Every line holding the string "content" should be gathered.

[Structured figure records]
— BEGIN —

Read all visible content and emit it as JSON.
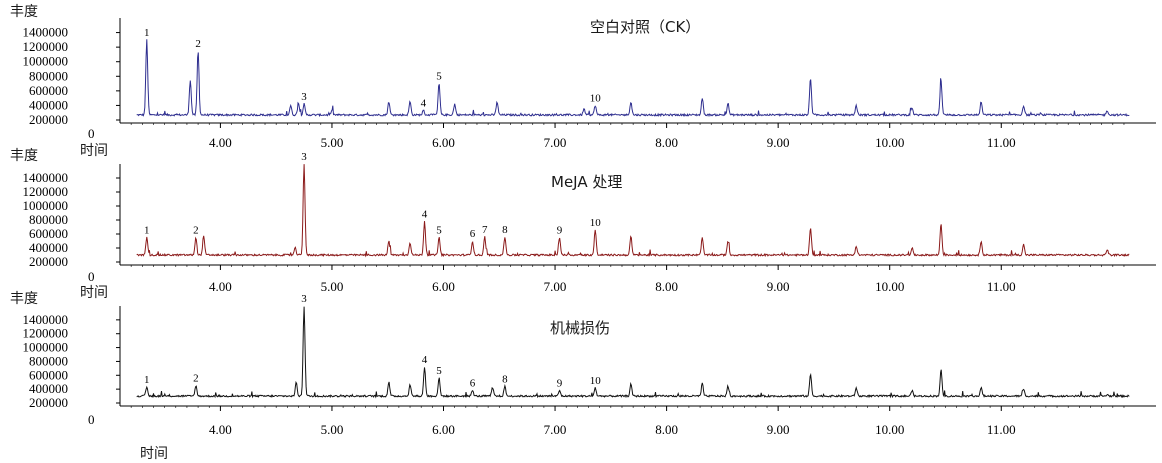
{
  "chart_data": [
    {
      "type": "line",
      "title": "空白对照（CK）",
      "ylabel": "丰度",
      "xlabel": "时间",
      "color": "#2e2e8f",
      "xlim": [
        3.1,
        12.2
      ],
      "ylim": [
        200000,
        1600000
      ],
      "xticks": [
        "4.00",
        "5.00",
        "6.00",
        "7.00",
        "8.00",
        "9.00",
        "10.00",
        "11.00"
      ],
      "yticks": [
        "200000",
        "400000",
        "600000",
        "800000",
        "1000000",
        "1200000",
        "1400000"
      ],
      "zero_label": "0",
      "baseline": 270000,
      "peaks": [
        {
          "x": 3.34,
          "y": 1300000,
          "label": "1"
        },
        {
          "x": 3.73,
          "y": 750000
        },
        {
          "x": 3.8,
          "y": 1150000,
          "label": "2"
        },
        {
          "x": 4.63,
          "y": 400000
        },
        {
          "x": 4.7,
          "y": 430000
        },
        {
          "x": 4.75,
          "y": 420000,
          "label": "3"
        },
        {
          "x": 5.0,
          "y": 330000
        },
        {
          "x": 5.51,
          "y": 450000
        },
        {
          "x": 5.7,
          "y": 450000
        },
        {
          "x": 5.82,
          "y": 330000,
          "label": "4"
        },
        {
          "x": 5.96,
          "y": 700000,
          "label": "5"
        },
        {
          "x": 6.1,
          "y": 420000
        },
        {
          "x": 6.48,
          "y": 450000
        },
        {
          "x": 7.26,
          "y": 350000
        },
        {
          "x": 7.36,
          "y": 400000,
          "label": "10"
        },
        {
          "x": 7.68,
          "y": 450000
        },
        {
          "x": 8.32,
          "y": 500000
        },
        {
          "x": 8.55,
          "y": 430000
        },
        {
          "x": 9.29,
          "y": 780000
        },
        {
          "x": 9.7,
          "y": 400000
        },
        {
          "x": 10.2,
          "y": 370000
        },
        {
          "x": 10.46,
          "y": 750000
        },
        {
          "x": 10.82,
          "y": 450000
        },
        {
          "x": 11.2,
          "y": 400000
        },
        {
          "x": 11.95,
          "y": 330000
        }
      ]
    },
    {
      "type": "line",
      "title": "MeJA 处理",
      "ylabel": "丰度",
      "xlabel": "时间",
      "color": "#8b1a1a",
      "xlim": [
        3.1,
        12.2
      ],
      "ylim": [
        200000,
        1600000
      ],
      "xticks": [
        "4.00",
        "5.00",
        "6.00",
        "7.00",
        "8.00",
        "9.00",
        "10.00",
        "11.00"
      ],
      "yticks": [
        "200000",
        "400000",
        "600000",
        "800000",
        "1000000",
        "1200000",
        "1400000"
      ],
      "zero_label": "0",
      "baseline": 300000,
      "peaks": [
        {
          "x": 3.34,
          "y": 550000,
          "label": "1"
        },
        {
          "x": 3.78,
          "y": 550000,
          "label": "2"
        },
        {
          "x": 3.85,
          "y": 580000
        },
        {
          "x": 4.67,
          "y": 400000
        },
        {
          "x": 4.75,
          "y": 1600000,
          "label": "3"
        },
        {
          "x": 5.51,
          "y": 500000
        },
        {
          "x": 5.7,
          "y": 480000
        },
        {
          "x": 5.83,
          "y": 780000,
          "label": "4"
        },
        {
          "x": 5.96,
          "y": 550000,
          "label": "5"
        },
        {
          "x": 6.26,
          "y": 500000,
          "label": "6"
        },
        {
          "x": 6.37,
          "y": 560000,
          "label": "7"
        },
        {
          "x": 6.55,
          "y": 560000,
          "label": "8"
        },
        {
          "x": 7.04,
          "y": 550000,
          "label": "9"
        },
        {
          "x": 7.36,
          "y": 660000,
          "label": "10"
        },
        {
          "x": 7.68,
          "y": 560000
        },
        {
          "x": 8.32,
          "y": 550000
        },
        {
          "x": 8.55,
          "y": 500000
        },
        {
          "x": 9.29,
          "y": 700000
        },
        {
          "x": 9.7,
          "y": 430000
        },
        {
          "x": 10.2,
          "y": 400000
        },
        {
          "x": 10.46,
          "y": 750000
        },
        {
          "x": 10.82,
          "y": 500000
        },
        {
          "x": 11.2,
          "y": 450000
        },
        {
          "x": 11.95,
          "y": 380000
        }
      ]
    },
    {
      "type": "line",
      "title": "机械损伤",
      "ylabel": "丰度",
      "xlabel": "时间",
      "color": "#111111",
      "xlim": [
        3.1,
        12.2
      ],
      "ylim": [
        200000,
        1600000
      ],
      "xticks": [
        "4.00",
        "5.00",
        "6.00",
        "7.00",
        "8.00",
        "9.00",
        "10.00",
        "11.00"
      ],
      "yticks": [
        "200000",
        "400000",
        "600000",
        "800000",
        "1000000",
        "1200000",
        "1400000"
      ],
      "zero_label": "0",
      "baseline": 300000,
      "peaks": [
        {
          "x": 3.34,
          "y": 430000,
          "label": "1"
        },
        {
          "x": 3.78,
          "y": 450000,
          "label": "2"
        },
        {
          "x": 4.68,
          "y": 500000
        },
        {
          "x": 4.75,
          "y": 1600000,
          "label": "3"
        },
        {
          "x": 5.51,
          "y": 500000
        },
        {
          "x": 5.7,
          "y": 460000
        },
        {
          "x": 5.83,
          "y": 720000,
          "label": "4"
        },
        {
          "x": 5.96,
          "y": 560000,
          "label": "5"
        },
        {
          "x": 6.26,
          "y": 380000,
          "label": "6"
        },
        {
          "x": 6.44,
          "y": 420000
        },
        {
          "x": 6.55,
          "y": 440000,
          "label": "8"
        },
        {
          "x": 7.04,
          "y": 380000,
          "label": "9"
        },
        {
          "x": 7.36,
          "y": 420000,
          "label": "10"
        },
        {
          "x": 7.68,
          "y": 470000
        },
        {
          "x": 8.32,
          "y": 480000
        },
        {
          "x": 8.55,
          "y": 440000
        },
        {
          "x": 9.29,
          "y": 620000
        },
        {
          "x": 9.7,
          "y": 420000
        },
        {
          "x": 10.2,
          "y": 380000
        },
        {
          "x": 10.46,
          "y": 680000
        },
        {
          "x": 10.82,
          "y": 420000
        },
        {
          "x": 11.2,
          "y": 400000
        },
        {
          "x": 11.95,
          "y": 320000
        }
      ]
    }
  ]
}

— END —
— BEGIN —

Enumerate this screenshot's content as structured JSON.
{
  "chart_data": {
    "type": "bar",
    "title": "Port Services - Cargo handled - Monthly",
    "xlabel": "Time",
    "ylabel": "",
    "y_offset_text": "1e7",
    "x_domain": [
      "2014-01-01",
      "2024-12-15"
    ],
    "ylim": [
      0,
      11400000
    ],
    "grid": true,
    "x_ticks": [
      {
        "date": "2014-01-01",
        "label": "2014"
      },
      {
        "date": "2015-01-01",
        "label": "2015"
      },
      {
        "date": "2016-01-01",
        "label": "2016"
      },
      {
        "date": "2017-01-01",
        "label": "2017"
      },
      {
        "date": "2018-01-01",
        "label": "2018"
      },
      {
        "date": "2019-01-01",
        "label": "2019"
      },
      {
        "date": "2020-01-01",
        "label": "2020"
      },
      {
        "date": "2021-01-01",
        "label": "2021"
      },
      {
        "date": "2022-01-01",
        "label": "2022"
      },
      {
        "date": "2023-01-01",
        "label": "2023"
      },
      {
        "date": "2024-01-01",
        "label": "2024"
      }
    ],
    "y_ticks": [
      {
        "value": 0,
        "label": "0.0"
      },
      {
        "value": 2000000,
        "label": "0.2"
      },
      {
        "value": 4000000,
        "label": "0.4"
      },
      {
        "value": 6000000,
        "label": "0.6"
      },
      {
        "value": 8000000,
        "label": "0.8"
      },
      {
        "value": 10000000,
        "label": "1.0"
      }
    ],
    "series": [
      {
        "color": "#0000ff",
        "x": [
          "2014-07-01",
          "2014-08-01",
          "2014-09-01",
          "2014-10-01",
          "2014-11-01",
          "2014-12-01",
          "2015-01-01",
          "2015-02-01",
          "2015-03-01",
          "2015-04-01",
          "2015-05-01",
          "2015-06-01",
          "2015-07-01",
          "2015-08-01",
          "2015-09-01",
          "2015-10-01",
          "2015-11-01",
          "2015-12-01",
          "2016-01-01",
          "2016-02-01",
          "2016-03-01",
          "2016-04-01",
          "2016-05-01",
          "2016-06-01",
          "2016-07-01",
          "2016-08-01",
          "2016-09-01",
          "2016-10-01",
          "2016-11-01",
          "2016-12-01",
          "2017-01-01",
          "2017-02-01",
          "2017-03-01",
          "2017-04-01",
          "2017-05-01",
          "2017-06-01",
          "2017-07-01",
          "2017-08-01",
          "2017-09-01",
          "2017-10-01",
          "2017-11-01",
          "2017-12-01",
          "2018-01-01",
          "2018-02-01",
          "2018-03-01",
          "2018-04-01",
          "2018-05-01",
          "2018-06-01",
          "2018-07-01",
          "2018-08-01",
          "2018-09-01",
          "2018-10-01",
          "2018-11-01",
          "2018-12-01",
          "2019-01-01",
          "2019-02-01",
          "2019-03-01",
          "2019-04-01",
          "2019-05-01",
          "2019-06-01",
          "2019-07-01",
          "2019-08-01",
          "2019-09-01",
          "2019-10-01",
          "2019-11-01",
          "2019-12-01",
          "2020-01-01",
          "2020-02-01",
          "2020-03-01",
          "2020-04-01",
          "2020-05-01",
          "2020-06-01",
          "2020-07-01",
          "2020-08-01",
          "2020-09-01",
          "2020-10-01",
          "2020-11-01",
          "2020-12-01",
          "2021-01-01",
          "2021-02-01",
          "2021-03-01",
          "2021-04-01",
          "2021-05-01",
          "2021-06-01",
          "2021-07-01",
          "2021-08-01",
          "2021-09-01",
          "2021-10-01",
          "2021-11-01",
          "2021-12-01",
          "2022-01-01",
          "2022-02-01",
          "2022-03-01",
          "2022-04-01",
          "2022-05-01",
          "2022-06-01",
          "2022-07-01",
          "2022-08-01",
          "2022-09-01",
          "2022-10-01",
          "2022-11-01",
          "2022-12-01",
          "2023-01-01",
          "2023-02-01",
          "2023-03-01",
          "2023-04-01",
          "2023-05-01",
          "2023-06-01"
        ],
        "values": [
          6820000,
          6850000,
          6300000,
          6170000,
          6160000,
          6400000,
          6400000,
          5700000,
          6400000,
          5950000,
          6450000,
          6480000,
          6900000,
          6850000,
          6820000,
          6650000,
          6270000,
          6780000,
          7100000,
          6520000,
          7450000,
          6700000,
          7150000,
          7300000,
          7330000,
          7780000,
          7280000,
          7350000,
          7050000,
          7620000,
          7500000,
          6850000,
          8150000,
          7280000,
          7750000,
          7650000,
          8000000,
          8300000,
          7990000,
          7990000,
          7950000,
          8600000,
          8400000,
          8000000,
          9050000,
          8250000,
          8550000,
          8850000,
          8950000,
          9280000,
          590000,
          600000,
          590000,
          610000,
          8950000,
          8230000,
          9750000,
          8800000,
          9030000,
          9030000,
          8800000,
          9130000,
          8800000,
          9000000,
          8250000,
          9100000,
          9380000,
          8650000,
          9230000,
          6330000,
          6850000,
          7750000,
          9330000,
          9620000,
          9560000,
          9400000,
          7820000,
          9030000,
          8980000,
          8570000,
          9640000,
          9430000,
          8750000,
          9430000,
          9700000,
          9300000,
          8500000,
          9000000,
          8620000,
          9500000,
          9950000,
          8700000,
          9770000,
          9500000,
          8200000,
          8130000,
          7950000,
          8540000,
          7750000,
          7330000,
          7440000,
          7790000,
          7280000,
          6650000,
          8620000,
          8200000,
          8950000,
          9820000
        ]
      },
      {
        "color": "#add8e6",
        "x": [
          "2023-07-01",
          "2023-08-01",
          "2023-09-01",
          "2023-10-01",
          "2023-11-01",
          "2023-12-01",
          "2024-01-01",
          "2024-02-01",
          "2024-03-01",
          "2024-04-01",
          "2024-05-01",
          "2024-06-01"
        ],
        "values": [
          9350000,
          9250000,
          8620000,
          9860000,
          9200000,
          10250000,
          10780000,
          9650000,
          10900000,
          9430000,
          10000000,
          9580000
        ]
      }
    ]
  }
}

— END —
— BEGIN —

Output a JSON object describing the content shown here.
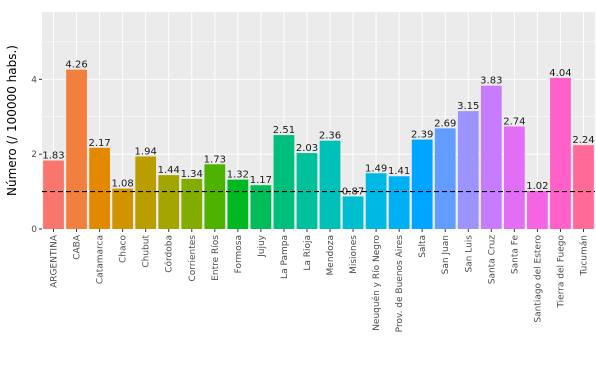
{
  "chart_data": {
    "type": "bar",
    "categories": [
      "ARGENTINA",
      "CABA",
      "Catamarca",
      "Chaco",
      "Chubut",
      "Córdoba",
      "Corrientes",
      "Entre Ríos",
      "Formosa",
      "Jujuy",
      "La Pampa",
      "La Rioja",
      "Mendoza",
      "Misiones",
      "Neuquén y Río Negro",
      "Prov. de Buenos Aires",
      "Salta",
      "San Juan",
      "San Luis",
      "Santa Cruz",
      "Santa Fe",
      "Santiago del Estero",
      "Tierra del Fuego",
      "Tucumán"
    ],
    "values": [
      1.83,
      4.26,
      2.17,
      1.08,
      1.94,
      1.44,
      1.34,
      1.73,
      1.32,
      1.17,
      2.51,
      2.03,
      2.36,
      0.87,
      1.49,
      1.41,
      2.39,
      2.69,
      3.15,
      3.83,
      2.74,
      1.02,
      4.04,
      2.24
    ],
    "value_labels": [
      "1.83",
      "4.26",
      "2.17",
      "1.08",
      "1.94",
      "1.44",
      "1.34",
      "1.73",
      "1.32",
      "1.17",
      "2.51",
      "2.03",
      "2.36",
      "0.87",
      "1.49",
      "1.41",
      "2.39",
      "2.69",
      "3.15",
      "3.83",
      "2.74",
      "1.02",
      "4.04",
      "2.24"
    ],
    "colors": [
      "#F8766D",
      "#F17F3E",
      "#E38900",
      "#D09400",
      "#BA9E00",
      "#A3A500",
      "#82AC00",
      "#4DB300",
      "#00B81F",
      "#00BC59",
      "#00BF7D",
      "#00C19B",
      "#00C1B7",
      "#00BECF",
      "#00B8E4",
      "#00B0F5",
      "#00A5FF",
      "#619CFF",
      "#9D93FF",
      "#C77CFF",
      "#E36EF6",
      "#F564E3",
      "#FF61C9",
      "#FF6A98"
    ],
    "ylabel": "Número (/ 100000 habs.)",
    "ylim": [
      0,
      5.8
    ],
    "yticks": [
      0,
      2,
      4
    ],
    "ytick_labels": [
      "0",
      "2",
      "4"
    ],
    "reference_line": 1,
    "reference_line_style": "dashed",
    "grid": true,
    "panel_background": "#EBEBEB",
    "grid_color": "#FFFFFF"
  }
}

— END —

RESULT OF THIS TASK =>
Read all visible content and emit it as JSON.
Enumerate this screenshot's content as structured JSON.
Output a JSON object describing the content shown here.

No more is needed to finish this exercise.